*Your instructions:*
Identify the lines that contain the word "category", then copy them.

Start of Extracted entries

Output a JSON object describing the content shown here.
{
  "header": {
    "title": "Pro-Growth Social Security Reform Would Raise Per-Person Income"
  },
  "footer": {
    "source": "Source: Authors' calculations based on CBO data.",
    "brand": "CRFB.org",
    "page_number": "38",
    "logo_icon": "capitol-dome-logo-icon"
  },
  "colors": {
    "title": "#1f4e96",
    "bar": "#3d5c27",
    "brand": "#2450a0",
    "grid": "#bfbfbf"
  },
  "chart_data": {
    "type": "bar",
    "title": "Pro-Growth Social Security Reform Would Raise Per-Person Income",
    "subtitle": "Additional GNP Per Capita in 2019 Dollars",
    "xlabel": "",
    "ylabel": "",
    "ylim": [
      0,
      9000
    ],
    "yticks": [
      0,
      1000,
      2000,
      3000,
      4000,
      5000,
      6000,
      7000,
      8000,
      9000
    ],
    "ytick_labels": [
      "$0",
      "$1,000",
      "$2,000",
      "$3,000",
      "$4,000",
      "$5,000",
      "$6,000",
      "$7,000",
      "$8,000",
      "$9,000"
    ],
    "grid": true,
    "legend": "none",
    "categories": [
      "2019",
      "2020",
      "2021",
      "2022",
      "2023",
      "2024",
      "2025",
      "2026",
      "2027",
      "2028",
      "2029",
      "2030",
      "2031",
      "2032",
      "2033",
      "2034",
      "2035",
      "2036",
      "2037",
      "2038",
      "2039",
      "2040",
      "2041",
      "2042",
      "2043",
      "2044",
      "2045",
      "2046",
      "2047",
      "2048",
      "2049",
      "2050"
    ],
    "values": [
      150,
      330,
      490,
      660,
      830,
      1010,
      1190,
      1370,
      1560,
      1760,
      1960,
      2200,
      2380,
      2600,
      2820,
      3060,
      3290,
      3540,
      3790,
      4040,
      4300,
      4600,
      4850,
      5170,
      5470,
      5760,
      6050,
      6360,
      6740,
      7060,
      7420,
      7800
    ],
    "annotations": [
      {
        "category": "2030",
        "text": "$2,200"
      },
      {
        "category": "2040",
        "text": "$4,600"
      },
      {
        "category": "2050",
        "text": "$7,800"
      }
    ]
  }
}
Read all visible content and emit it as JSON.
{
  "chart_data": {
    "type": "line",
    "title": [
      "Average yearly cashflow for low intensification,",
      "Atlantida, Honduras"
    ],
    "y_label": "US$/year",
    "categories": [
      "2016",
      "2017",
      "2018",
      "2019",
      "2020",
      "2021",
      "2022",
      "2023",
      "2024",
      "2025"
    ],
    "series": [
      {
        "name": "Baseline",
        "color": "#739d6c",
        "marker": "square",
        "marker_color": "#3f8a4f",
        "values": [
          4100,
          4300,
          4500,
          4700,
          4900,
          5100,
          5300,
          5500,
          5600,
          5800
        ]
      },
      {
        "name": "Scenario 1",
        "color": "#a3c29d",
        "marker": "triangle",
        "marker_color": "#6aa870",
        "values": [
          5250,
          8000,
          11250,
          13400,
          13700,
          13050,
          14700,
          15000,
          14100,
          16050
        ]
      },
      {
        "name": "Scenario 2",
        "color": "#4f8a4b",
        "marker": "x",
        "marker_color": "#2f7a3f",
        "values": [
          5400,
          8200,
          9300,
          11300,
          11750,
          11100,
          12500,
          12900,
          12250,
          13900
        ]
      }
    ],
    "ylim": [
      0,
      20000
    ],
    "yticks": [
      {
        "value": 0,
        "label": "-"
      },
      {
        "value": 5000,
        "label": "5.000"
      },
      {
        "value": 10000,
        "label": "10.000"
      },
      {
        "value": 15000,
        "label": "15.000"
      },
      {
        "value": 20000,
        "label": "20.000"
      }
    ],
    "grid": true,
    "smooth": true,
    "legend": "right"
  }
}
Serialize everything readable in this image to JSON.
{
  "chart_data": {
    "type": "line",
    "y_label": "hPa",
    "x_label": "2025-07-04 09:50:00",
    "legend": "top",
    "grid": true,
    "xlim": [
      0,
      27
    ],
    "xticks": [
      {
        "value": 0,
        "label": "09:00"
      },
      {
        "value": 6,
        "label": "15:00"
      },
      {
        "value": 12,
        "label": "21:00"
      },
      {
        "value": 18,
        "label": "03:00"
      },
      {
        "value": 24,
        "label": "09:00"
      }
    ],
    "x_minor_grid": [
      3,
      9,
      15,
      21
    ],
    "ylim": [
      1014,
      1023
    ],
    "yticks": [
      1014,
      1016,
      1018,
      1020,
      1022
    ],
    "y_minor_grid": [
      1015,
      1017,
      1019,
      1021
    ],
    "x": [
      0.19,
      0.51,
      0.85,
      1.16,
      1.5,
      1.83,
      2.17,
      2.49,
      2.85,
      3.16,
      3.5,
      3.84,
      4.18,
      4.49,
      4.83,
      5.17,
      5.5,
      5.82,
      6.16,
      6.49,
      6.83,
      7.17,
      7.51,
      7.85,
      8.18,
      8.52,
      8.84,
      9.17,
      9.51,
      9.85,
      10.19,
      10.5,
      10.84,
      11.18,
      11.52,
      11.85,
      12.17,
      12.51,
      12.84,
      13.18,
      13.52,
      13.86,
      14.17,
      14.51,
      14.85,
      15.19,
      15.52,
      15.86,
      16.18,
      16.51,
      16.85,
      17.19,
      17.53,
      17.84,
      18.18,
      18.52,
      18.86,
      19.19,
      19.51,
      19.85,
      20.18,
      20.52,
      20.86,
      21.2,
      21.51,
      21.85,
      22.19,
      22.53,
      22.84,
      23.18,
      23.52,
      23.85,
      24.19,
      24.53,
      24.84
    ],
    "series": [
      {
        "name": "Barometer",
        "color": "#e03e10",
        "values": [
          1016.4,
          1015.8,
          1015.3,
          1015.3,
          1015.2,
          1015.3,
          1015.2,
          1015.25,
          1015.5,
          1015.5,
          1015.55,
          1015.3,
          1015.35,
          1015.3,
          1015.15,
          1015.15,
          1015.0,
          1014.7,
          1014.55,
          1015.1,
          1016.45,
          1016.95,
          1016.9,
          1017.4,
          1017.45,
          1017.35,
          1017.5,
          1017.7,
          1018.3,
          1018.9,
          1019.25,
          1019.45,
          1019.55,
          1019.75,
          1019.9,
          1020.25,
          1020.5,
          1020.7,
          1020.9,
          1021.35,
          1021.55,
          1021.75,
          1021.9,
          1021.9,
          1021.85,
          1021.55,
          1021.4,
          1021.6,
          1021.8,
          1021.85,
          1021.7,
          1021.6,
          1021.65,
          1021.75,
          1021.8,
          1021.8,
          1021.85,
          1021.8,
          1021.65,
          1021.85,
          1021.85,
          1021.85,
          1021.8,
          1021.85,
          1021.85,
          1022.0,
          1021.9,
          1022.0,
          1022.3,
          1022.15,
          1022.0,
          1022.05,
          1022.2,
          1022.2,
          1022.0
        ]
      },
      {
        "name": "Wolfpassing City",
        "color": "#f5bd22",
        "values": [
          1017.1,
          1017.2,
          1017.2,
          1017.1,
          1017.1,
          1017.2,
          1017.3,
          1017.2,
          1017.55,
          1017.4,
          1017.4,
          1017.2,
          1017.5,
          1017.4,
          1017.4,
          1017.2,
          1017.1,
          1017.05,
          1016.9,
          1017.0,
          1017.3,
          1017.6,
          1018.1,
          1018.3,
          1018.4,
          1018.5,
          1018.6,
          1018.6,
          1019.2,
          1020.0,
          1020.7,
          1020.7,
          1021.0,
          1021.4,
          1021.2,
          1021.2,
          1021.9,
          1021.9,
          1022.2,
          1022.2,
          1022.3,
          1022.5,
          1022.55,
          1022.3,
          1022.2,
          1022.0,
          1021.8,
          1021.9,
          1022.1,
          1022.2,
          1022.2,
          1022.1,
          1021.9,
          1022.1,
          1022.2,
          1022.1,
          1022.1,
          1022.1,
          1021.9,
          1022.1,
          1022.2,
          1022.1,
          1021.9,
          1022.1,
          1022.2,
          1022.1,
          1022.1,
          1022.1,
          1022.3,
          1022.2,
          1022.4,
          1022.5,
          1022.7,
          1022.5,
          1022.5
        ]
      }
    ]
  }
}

End of Extracted entries

*Reply to the task:*
        "category": "2030",
        "category": "2040",
        "category": "2050",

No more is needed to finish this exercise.